- [WORK TO COMPLETE]: Reproduce the data below in full and exclude every picture.

====== SOURCE RECORDS

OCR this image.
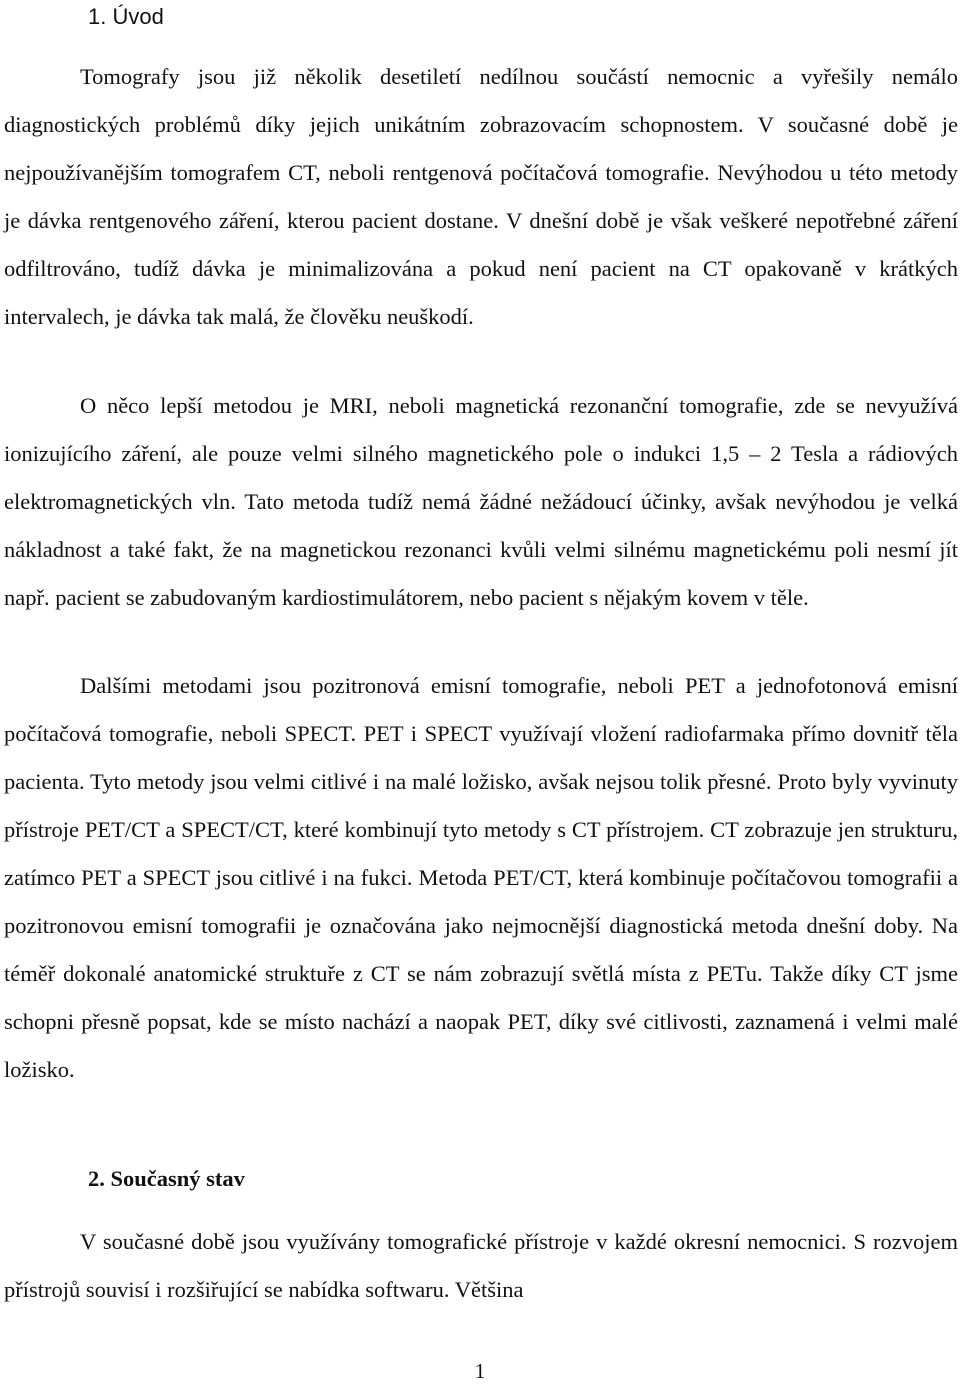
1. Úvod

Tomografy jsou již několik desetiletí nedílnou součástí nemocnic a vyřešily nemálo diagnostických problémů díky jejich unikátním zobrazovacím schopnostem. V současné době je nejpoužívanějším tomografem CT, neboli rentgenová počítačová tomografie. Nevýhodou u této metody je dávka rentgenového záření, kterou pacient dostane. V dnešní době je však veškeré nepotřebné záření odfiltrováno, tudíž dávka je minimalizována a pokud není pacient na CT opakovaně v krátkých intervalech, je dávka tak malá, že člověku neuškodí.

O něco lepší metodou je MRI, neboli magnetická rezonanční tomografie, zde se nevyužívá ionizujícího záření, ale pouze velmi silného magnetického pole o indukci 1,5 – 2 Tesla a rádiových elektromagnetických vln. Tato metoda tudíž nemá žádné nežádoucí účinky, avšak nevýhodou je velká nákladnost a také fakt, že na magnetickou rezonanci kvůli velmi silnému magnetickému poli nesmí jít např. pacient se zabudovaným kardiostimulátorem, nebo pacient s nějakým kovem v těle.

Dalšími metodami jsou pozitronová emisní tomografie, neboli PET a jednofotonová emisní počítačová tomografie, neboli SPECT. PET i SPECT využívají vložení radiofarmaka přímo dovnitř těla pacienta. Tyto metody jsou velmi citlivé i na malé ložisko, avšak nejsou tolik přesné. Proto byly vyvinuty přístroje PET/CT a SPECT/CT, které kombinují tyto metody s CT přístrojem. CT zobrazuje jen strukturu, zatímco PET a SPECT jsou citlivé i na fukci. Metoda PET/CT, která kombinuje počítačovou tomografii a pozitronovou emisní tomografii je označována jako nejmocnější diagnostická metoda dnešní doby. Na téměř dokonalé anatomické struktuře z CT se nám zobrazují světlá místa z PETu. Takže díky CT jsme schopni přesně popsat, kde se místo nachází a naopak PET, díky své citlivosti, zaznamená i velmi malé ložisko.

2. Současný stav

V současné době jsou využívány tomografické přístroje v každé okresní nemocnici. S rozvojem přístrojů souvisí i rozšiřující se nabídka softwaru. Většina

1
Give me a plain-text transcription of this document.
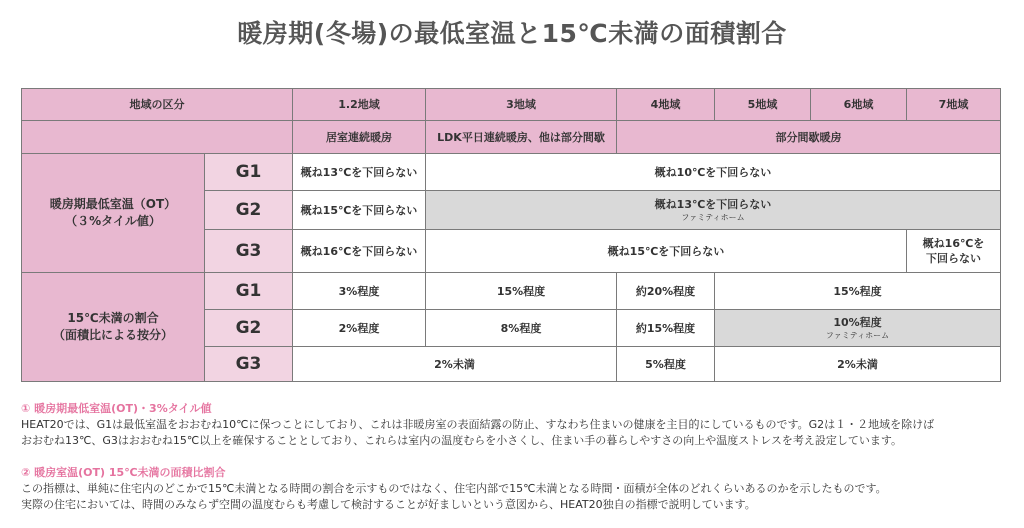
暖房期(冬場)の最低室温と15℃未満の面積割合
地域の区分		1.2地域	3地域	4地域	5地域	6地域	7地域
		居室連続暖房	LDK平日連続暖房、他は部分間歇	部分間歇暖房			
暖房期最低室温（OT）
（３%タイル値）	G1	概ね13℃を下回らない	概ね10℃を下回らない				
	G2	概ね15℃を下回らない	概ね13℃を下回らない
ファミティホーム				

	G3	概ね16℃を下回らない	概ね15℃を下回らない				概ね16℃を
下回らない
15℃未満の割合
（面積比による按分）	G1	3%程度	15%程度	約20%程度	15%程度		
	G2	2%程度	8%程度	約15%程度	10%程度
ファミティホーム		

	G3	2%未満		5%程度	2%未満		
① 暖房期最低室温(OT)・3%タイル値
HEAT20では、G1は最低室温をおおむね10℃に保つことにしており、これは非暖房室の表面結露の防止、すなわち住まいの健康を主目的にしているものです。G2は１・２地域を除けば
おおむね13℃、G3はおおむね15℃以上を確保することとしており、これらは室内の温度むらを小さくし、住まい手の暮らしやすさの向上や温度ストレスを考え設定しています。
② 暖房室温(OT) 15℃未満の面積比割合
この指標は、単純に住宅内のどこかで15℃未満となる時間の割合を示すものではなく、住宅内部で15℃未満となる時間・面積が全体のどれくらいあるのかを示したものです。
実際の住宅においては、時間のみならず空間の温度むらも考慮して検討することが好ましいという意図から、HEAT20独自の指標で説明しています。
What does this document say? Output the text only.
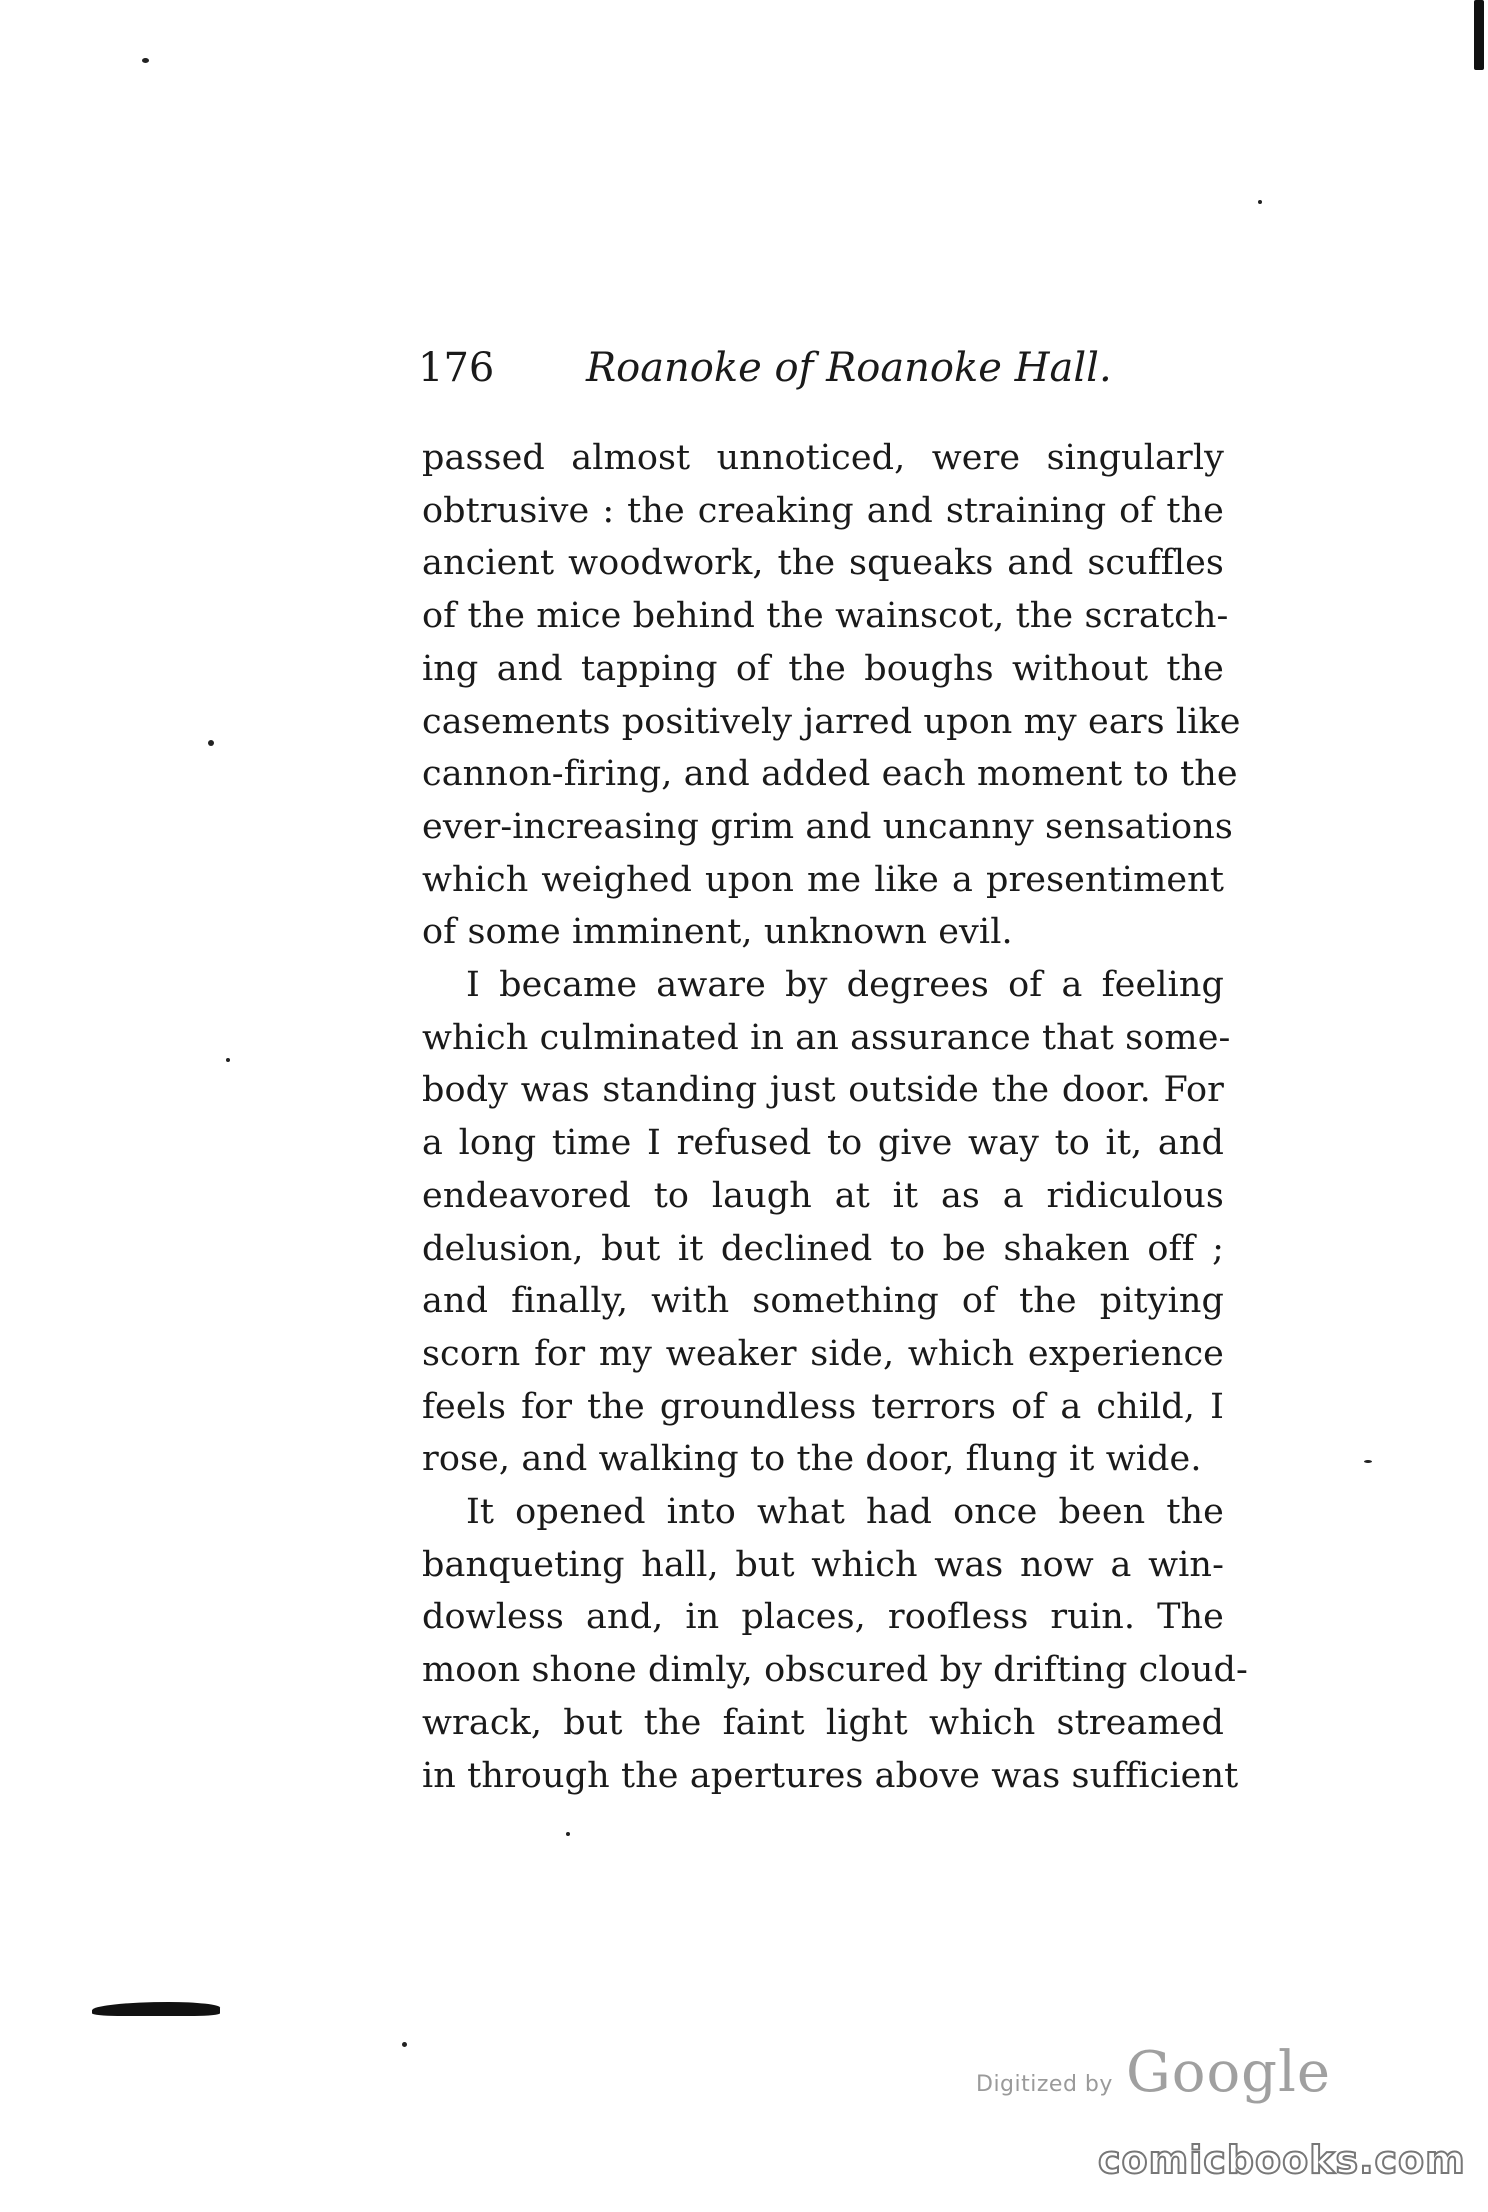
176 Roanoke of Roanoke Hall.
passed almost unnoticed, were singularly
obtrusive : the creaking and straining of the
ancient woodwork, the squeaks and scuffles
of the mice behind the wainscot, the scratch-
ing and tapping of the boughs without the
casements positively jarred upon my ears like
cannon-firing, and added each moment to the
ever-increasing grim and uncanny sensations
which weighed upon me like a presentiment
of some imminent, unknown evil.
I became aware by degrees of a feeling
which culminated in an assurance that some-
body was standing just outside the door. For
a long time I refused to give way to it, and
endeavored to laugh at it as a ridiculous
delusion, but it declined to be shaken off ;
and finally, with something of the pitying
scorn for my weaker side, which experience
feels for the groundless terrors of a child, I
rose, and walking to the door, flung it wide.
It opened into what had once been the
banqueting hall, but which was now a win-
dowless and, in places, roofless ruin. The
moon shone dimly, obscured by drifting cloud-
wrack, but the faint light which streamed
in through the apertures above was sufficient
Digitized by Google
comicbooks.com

============

- [THE SOLUTION]:
OCR this image.
1. Úvod

Tomografy jsou již několik desetiletí nedílnou součástí nemocnic a vyřešily nemálo diagnostických problémů díky jejich unikátním zobrazovacím schopnostem. V současné době je nejpoužívanějším tomografem CT, neboli rentgenová počítačová tomografie. Nevýhodou u této metody je dávka rentgenového záření, kterou pacient dostane. V dnešní době je však veškeré nepotřebné záření odfiltrováno, tudíž dávka je minimalizována a pokud není pacient na CT opakovaně v krátkých intervalech, je dávka tak malá, že člověku neuškodí.

O něco lepší metodou je MRI, neboli magnetická rezonanční tomografie, zde se nevyužívá ionizujícího záření, ale pouze velmi silného magnetického pole o indukci 1,5 – 2 Tesla a rádiových elektromagnetických vln. Tato metoda tudíž nemá žádné nežádoucí účinky, avšak nevýhodou je velká nákladnost a také fakt, že na magnetickou rezonanci kvůli velmi silnému magnetickému poli nesmí jít např. pacient se zabudovaným kardiostimulátorem, nebo pacient s nějakým kovem v těle.

Dalšími metodami jsou pozitronová emisní tomografie, neboli PET a jednofotonová emisní počítačová tomografie, neboli SPECT. PET i SPECT využívají vložení radiofarmaka přímo dovnitř těla pacienta. Tyto metody jsou velmi citlivé i na malé ložisko, avšak nejsou tolik přesné. Proto byly vyvinuty přístroje PET/CT a SPECT/CT, které kombinují tyto metody s CT přístrojem. CT zobrazuje jen strukturu, zatímco PET a SPECT jsou citlivé i na fukci. Metoda PET/CT, která kombinuje počítačovou tomografii a pozitronovou emisní tomografii je označována jako nejmocnější diagnostická metoda dnešní doby. Na téměř dokonalé anatomické struktuře z CT se nám zobrazují světlá místa z PETu. Takže díky CT jsme schopni přesně popsat, kde se místo nachází a naopak PET, díky své citlivosti, zaznamená i velmi malé ložisko.

2. Současný stav

V současné době jsou využívány tomografické přístroje v každé okresní nemocnici. S rozvojem přístrojů souvisí i rozšiřující se nabídka softwaru. Většina

1
Give me a plain-text transcription of this document.
暖房期(冬場)の最低室温と15℃未満の面積割合
地域の区分		1.2地域	3地域	4地域	5地域	6地域	7地域
		居室連続暖房	LDK平日連続暖房、他は部分間歇	部分間歇暖房			
暖房期最低室温（OT）
（３%タイル値）	G1	概ね13℃を下回らない	概ね10℃を下回らない				
	G2	概ね15℃を下回らない	概ね13℃を下回らない
ファミティホーム				

	G3	概ね16℃を下回らない	概ね15℃を下回らない				概ね16℃を
下回らない
15℃未満の割合
（面積比による按分）	G1	3%程度	15%程度	約20%程度	15%程度		
	G2	2%程度	8%程度	約15%程度	10%程度
ファミティホーム		

	G3	2%未満		5%程度	2%未満		
① 暖房期最低室温(OT)・3%タイル値
HEAT20では、G1は最低室温をおおむね10℃に保つことにしており、これは非暖房室の表面結露の防止、すなわち住まいの健康を主目的にしているものです。G2は１・２地域を除けば
おおむね13℃、G3はおおむね15℃以上を確保することとしており、これらは室内の温度むらを小さくし、住まい手の暮らしやすさの向上や温度ストレスを考え設定しています。
② 暖房室温(OT) 15℃未満の面積比割合
この指標は、単純に住宅内のどこかで15℃未満となる時間の割合を示すものではなく、住宅内部で15℃未満となる時間・面積が全体のどれくらいあるのかを示したものです。
実際の住宅においては、時間のみならず空間の温度むらも考慮して検討することが好ましいという意図から、HEAT20独自の指標で説明しています。
What does this document say? Output the text only.
176 Roanoke of Roanoke Hall.
passed almost unnoticed, were singularly
obtrusive : the creaking and straining of the
ancient woodwork, the squeaks and scuffles
of the mice behind the wainscot, the scratch-
ing and tapping of the boughs without the
casements positively jarred upon my ears like
cannon-firing, and added each moment to the
ever-increasing grim and uncanny sensations
which weighed upon me like a presentiment
of some imminent, unknown evil.
I became aware by degrees of a feeling
which culminated in an assurance that some-
body was standing just outside the door. For
a long time I refused to give way to it, and
endeavored to laugh at it as a ridiculous
delusion, but it declined to be shaken off ;
and finally, with something of the pitying
scorn for my weaker side, which experience
feels for the groundless terrors of a child, I
rose, and walking to the door, flung it wide.
It opened into what had once been the
banqueting hall, but which was now a win-
dowless and, in places, roofless ruin. The
moon shone dimly, obscured by drifting cloud-
wrack, but the faint light which streamed
in through the apertures above was sufficient
Digitized by Google
comicbooks.com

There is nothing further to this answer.